Instruction:
Report the number of lines that include "Agricultural", with no additional text.

[BEGIN Dataset excerpts]

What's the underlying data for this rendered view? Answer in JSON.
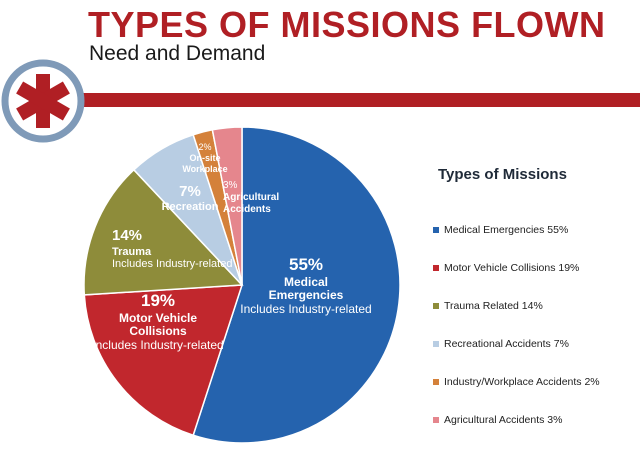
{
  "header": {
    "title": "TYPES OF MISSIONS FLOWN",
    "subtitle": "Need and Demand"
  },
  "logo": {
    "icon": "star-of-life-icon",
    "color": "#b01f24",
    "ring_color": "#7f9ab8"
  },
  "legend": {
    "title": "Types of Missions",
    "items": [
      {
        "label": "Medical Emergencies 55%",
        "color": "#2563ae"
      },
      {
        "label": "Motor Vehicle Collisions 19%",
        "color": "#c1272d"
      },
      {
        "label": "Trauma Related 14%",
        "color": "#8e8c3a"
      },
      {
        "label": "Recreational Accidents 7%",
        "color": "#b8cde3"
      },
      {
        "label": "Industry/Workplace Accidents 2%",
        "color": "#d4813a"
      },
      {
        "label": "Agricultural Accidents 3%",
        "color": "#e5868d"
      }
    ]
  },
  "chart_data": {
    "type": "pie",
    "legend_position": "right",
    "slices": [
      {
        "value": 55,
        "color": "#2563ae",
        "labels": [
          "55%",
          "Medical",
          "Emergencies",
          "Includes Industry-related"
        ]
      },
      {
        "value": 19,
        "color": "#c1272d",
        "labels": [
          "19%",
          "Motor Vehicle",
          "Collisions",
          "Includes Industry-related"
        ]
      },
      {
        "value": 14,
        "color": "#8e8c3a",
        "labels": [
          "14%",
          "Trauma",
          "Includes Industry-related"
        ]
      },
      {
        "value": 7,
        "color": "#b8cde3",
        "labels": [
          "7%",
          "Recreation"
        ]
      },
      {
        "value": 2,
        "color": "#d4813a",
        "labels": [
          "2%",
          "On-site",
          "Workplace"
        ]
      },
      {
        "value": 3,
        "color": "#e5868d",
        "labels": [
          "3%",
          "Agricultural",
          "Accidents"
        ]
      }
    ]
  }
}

[END Dataset excerpts]
[BEGIN Dataset excerpts]

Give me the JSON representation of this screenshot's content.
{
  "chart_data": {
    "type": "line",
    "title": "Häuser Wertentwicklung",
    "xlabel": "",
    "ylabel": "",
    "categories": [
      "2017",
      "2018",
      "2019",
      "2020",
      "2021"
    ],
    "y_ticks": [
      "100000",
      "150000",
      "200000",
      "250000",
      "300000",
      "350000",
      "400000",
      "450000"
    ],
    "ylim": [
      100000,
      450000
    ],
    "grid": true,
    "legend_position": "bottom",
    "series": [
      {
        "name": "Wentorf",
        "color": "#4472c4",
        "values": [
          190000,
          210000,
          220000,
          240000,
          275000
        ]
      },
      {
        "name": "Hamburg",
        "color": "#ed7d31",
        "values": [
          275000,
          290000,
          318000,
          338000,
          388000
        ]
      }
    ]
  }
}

[END Dataset excerpts]
[BEGIN Dataset excerpts]

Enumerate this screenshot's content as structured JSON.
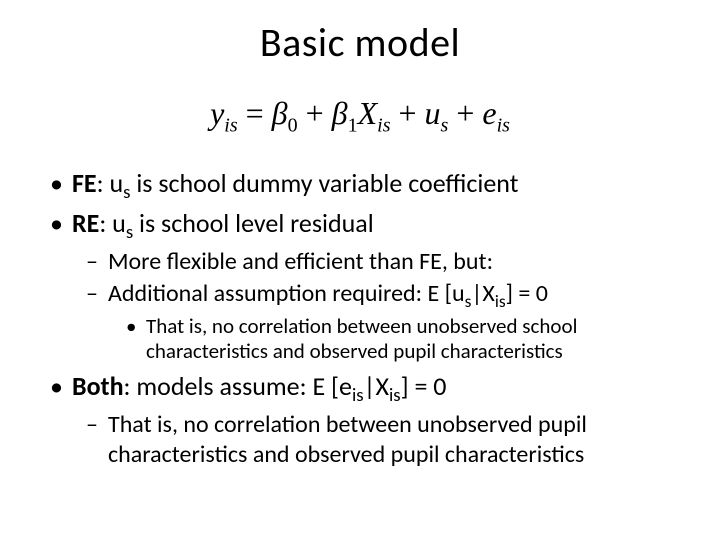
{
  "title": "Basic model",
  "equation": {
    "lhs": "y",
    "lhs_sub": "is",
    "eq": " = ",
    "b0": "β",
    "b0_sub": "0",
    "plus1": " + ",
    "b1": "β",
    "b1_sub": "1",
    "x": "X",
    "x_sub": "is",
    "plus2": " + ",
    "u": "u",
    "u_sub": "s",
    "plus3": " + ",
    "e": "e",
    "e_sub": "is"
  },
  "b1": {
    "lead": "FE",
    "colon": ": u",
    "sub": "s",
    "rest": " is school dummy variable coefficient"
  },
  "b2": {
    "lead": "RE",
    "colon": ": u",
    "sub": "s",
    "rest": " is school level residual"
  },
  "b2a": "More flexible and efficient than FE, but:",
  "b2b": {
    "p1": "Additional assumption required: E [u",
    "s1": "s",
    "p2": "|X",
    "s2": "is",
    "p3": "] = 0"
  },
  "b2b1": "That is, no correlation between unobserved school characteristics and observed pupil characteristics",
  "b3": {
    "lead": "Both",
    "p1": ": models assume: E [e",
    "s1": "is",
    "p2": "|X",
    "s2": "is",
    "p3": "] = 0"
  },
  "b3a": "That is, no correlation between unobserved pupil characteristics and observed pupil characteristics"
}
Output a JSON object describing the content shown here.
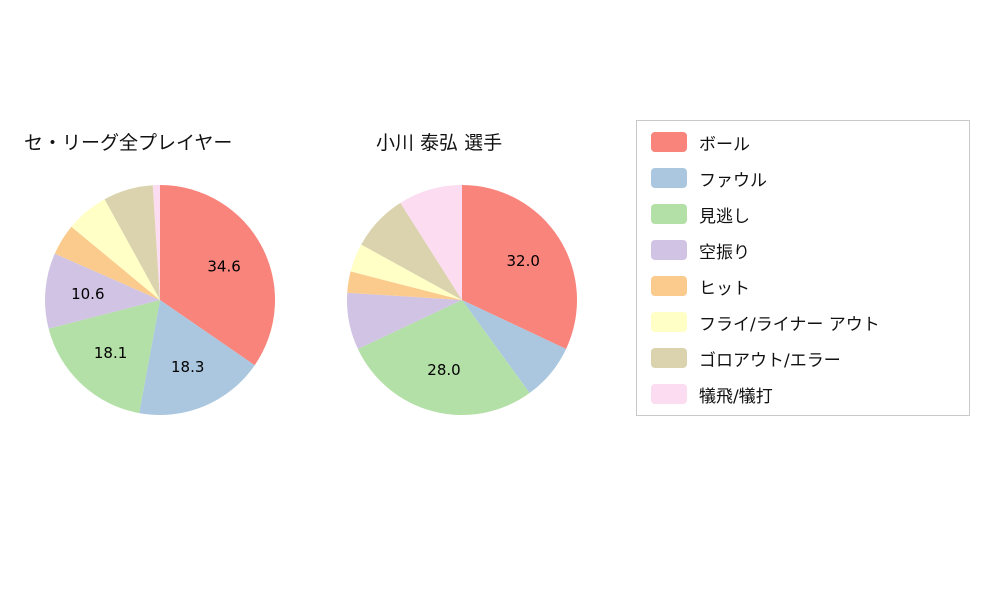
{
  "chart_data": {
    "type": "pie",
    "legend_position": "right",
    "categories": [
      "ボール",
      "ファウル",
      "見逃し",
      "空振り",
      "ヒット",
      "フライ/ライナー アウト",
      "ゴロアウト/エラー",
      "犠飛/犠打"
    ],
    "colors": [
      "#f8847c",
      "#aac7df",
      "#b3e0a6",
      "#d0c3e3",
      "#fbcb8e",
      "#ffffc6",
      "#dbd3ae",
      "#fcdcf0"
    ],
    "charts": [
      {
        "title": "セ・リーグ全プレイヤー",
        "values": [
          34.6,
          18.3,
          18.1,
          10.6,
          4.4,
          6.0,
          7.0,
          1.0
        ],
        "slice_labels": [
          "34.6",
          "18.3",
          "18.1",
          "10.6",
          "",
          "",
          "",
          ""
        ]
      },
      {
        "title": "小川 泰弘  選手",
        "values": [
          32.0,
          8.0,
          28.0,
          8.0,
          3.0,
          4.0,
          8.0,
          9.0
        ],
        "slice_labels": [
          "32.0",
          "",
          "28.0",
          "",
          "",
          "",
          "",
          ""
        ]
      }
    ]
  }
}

[END Dataset excerpts]

Task solution:
2